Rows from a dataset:
________________________________________

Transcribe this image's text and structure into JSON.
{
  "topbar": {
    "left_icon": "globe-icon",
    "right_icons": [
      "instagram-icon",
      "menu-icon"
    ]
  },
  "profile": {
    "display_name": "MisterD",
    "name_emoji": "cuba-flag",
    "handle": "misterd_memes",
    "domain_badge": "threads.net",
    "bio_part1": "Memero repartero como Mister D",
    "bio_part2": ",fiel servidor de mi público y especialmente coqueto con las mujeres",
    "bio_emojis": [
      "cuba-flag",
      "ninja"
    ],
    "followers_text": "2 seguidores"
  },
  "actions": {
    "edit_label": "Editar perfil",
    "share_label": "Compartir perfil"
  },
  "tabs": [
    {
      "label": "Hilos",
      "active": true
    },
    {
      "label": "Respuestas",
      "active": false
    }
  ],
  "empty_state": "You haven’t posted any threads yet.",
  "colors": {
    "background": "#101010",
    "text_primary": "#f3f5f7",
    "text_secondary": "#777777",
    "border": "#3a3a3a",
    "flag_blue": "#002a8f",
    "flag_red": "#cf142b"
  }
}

________________________________________

Brief:
Return all of the data exactly as it reads.

Expected output:
Transcribe this image's text and structure into JSON.
{
  "topbar": {
    "left_icon": "globe-icon",
    "right_icons": [
      "instagram-icon",
      "menu-icon"
    ]
  },
  "profile": {
    "display_name": "MisterD",
    "name_emoji": "cuba-flag",
    "handle": "misterd_memes",
    "domain_badge": "threads.net",
    "bio_part1": "Memero repartero como Mister D",
    "bio_part2": ",fiel servidor de mi público y especialmente coqueto con las mujeres",
    "bio_emojis": [
      "cuba-flag",
      "ninja"
    ],
    "followers_text": "2 seguidores"
  },
  "actions": {
    "edit_label": "Editar perfil",
    "share_label": "Compartir perfil"
  },
  "tabs": [
    {
      "label": "Hilos",
      "active": true
    },
    {
      "label": "Respuestas",
      "active": false
    }
  ],
  "empty_state": "You haven’t posted any threads yet.",
  "colors": {
    "background": "#101010",
    "text_primary": "#f3f5f7",
    "text_secondary": "#777777",
    "border": "#3a3a3a",
    "flag_blue": "#002a8f",
    "flag_red": "#cf142b"
  }
}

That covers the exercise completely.